§ **What is asked**:
Without the pictures, reproduce the records that follow exactly.
start Excerpted records
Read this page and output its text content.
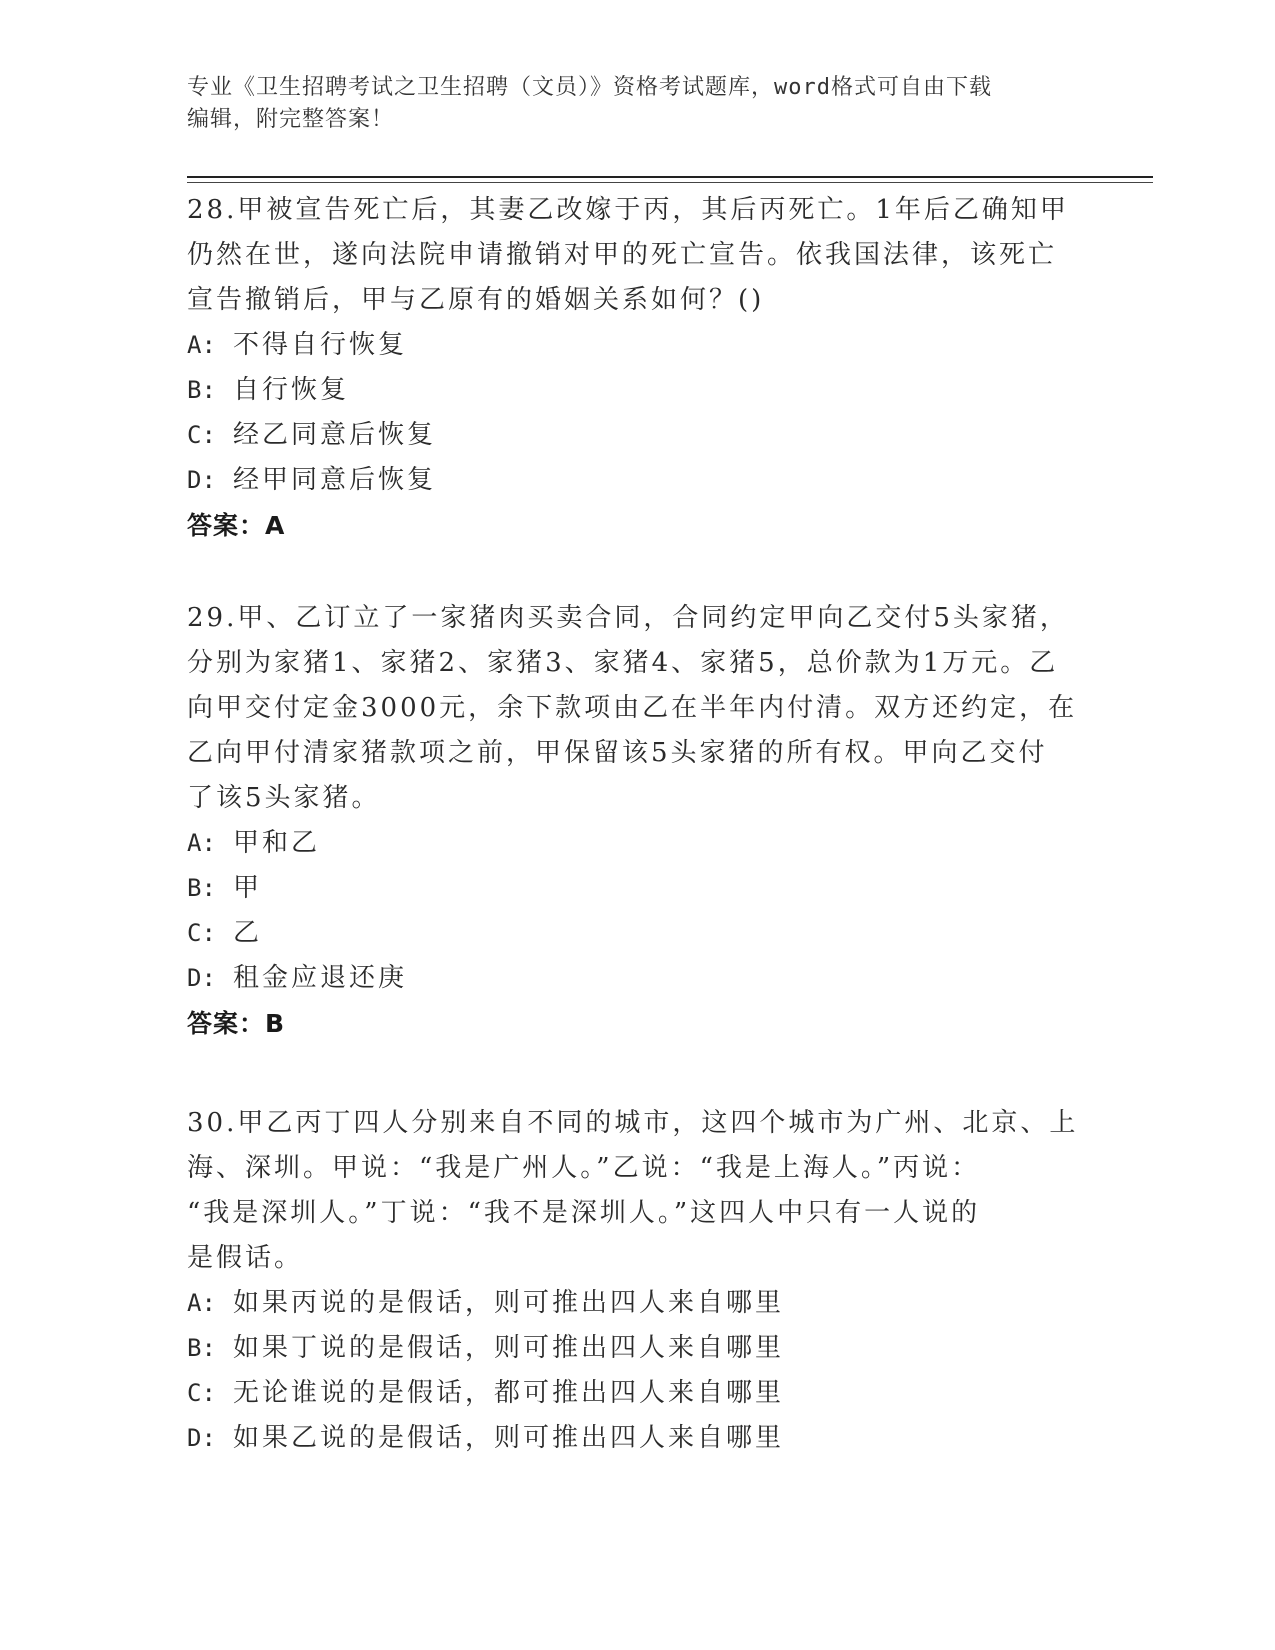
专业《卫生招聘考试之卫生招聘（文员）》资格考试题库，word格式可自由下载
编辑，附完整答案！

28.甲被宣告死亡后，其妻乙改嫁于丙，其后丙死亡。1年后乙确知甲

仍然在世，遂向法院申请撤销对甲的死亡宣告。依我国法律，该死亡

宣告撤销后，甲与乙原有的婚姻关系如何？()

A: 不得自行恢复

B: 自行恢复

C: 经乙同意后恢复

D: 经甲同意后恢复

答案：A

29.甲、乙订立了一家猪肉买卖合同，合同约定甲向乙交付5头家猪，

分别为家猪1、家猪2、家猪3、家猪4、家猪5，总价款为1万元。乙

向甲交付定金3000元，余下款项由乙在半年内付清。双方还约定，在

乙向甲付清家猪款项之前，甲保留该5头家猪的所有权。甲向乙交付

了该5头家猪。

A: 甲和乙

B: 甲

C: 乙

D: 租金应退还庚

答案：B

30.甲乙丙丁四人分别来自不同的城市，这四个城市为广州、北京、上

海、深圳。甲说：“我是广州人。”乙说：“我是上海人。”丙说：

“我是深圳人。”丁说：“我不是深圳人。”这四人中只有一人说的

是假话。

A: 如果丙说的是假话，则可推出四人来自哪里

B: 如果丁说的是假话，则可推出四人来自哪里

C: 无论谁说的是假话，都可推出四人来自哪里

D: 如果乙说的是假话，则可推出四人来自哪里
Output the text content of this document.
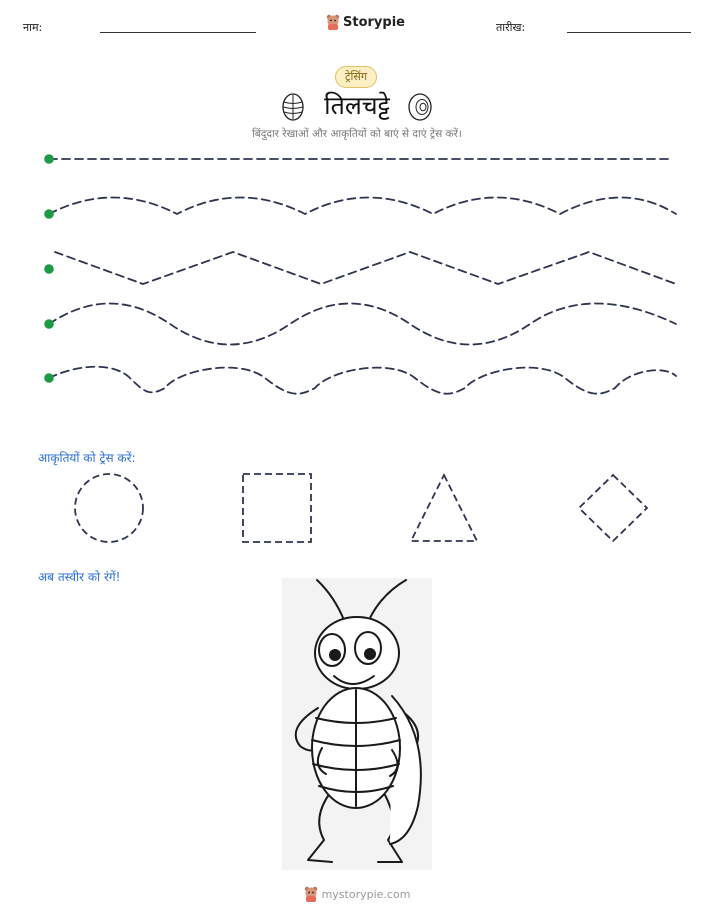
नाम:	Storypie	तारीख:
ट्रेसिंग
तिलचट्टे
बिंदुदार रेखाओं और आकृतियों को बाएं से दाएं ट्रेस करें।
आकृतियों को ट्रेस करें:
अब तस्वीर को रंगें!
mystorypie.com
end Excerpted records
§ **The solution**:
Read this page and output its text content.
专业《卫生招聘考试之卫生招聘（文员）》资格考试题库，word格式可自由下载
编辑，附完整答案！

28.甲被宣告死亡后，其妻乙改嫁于丙，其后丙死亡。1年后乙确知甲

仍然在世，遂向法院申请撤销对甲的死亡宣告。依我国法律，该死亡

宣告撤销后，甲与乙原有的婚姻关系如何？()

A: 不得自行恢复

B: 自行恢复

C: 经乙同意后恢复

D: 经甲同意后恢复

答案：A

29.甲、乙订立了一家猪肉买卖合同，合同约定甲向乙交付5头家猪，

分别为家猪1、家猪2、家猪3、家猪4、家猪5，总价款为1万元。乙

向甲交付定金3000元，余下款项由乙在半年内付清。双方还约定，在

乙向甲付清家猪款项之前，甲保留该5头家猪的所有权。甲向乙交付

了该5头家猪。

A: 甲和乙

B: 甲

C: 乙

D: 租金应退还庚

答案：B

30.甲乙丙丁四人分别来自不同的城市，这四个城市为广州、北京、上

海、深圳。甲说：“我是广州人。”乙说：“我是上海人。”丙说：

“我是深圳人。”丁说：“我不是深圳人。”这四人中只有一人说的

是假话。

A: 如果丙说的是假话，则可推出四人来自哪里

B: 如果丁说的是假话，则可推出四人来自哪里

C: 无论谁说的是假话，都可推出四人来自哪里

D: 如果乙说的是假话，则可推出四人来自哪里
Output the text content of this document.
नाम:	Storypie	तारीख:
ट्रेसिंग
तिलचट्टे
बिंदुदार रेखाओं और आकृतियों को बाएं से दाएं ट्रेस करें।
आकृतियों को ट्रेस करें:
अब तस्वीर को रंगें!
mystorypie.com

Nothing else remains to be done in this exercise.